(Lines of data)
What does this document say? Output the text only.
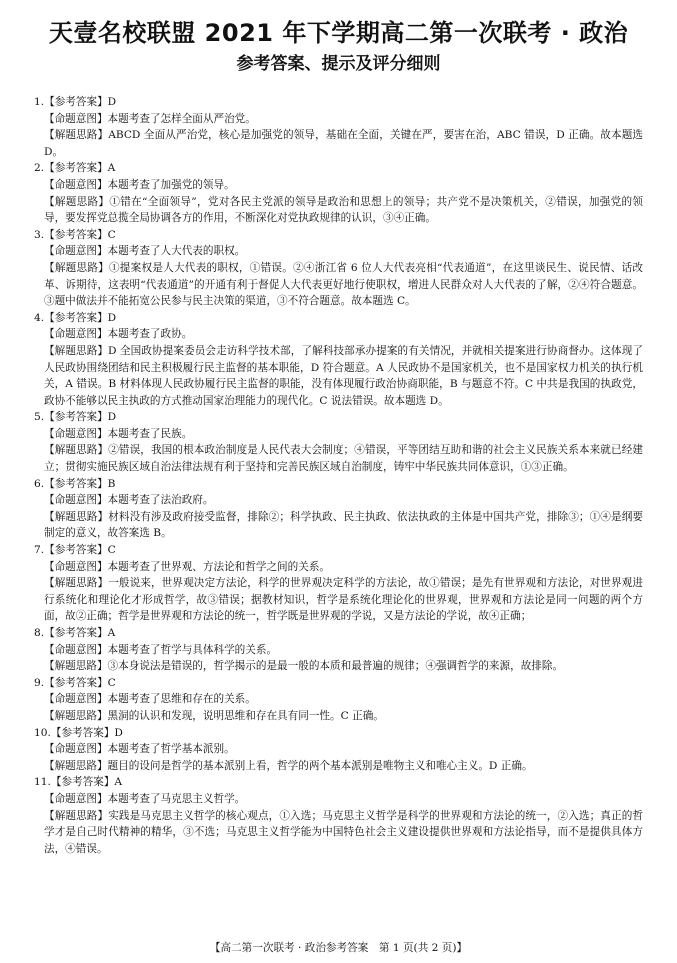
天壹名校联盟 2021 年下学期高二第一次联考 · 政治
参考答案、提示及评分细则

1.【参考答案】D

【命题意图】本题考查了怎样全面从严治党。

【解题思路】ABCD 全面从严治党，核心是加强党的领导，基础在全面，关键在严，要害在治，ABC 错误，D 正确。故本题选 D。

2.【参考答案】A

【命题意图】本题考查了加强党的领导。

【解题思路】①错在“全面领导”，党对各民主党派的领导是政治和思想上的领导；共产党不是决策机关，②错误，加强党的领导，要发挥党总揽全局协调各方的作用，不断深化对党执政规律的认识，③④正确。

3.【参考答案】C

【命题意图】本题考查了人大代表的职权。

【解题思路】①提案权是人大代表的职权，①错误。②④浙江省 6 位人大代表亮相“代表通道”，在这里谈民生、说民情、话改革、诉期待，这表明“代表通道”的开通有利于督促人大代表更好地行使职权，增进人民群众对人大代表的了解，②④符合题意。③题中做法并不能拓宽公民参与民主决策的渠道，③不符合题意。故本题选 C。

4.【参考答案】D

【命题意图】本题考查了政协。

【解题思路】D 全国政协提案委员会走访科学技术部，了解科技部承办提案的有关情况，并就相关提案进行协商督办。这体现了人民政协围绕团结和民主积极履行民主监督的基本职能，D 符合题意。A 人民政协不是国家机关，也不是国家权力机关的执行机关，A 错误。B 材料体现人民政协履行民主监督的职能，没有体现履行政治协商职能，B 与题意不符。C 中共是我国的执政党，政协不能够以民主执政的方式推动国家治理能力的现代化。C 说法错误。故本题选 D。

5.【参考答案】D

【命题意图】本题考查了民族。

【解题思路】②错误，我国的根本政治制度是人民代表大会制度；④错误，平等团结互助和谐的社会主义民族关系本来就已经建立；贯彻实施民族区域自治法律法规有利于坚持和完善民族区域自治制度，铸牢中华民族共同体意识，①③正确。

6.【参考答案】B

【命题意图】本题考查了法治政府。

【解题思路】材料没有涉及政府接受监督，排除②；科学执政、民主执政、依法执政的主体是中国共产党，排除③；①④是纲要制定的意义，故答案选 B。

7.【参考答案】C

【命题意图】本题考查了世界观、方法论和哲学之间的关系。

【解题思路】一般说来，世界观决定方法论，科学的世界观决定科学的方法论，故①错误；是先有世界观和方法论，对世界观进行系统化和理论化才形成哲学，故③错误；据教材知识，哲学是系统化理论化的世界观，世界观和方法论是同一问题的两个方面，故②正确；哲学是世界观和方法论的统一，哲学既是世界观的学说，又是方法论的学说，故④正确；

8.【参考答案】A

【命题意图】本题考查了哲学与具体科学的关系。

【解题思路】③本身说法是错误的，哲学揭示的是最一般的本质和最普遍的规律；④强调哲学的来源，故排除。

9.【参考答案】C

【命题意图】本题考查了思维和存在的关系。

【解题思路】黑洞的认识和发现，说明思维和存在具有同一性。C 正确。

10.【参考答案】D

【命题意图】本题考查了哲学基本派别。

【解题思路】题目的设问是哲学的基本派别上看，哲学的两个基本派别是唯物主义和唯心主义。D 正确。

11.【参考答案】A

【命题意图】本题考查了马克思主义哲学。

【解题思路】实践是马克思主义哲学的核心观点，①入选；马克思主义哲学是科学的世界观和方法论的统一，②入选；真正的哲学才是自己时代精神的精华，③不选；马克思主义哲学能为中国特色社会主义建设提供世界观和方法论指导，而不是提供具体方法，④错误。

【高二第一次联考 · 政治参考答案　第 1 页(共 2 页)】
...
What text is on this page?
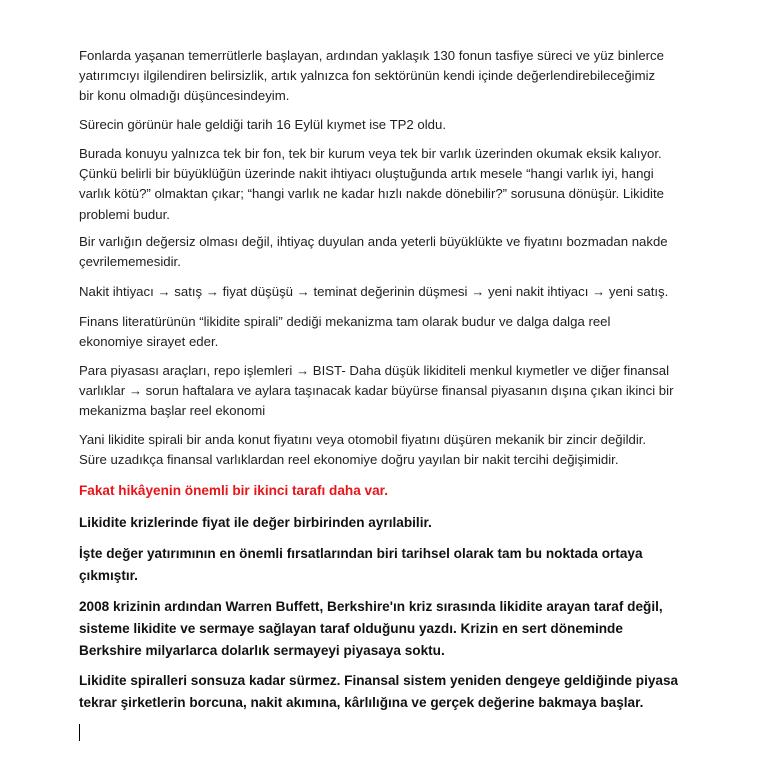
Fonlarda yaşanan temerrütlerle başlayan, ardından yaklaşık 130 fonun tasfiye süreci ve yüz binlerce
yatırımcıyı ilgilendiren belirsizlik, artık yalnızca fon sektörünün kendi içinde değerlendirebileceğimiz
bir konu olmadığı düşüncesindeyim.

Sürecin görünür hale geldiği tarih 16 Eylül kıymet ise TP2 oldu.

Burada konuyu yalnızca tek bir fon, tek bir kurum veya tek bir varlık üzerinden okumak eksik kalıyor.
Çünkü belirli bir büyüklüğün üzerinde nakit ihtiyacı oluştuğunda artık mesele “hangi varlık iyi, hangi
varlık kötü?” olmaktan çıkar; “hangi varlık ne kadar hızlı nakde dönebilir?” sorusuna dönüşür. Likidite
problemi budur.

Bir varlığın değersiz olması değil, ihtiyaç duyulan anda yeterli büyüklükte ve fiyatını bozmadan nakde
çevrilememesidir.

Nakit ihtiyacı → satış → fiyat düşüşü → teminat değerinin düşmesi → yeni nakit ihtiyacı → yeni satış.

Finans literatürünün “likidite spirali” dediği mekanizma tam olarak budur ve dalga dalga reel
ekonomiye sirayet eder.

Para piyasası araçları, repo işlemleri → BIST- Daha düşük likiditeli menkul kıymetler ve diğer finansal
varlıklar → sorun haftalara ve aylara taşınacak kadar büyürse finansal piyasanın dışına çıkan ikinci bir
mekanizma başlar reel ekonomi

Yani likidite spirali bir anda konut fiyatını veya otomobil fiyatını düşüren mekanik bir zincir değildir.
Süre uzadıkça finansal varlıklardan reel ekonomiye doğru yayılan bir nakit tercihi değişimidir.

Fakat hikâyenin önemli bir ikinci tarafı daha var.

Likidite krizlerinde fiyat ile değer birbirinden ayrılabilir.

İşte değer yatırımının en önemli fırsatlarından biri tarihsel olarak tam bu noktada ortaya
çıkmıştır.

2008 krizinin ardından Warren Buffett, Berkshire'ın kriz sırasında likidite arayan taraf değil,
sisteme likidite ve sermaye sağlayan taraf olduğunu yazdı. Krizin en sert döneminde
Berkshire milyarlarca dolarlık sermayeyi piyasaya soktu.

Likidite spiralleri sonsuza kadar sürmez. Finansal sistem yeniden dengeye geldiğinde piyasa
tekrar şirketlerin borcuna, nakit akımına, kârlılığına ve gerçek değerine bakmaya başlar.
...
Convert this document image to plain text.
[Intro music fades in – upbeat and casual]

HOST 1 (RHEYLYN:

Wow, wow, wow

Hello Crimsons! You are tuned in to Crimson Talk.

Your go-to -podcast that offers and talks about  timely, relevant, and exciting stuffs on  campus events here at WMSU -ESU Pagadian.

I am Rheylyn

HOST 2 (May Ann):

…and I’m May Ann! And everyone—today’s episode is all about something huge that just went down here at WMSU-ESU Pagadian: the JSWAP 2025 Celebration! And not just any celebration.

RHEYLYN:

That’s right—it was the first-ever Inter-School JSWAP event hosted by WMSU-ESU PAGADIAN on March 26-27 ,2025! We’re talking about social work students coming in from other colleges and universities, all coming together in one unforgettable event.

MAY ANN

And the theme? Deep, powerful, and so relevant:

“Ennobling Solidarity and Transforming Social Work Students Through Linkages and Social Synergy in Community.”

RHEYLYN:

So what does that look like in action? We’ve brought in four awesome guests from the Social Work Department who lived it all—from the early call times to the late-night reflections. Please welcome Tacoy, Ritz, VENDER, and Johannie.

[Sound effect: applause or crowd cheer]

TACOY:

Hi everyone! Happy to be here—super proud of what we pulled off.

■ **Task to complete**: List every line in the records above that contains the word "anda".

■ **The completed task**:
Bir varlığın değersiz olması değil, ihtiyaç duyulan anda yeterli büyüklükte ve fiyatını bozmadan nakde
Yani likidite spirali bir anda konut fiyatını veya otomobil fiyatını düşüren mekanik bir zincir değildir.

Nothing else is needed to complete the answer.